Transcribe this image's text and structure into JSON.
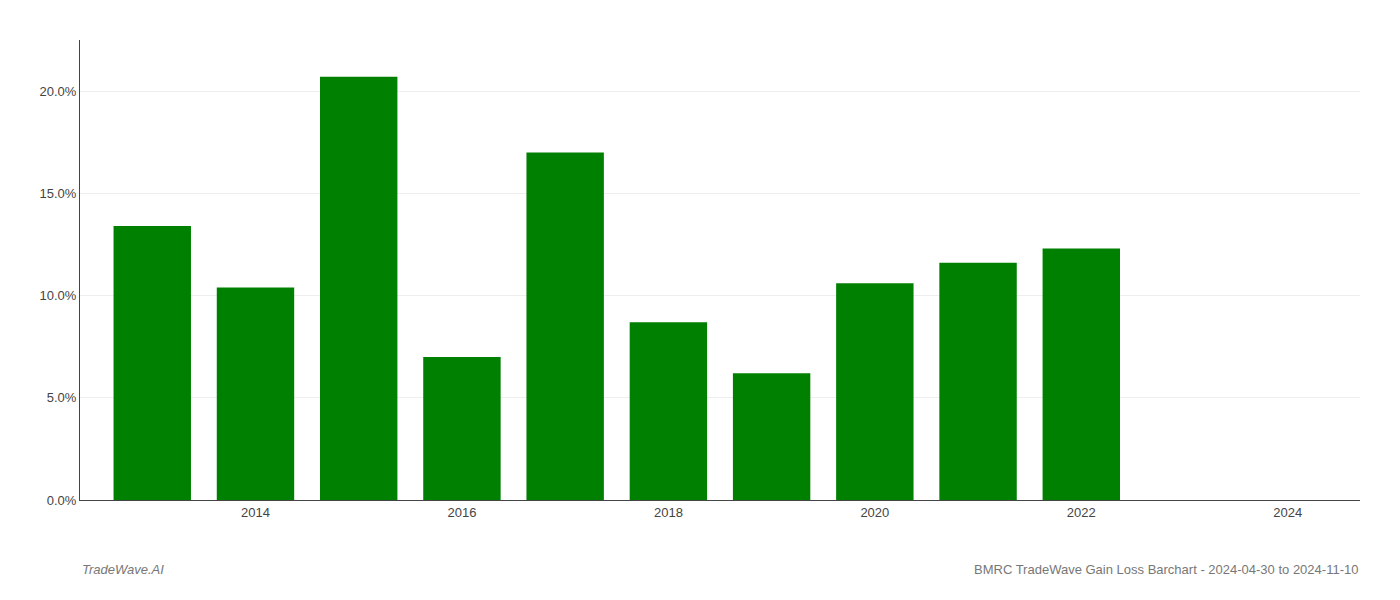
{
  "chart_data": {
    "type": "bar",
    "x": [
      2013,
      2014,
      2015,
      2016,
      2017,
      2018,
      2019,
      2020,
      2021,
      2022
    ],
    "values": [
      0.134,
      0.104,
      0.207,
      0.07,
      0.17,
      0.087,
      0.062,
      0.106,
      0.116,
      0.123
    ],
    "color": "#008000",
    "xlim": [
      2012.3,
      2024.7
    ],
    "xticks": [
      2014,
      2016,
      2018,
      2020,
      2022,
      2024
    ],
    "ylim": [
      0,
      0.225
    ],
    "yticks": [
      {
        "value": 0.0,
        "label": "0.0%"
      },
      {
        "value": 0.05,
        "label": "5.0%"
      },
      {
        "value": 0.1,
        "label": "10.0%"
      },
      {
        "value": 0.15,
        "label": "15.0%"
      },
      {
        "value": 0.2,
        "label": "20.0%"
      }
    ],
    "grid": true,
    "annotations": [
      "TradeWave.AI",
      "BMRC TradeWave Gain Loss Barchart - 2024-04-30 to 2024-11-10"
    ]
  }
}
§ §
* THE PROBLEM
Only lines that contain the word "TradeWave" are wanted; copy each of them.

* TASK OUTPUT
      "TradeWave.AI",
      "BMRC TradeWave Gain Loss Barchart - 2024-04-30 to 2024-11-10"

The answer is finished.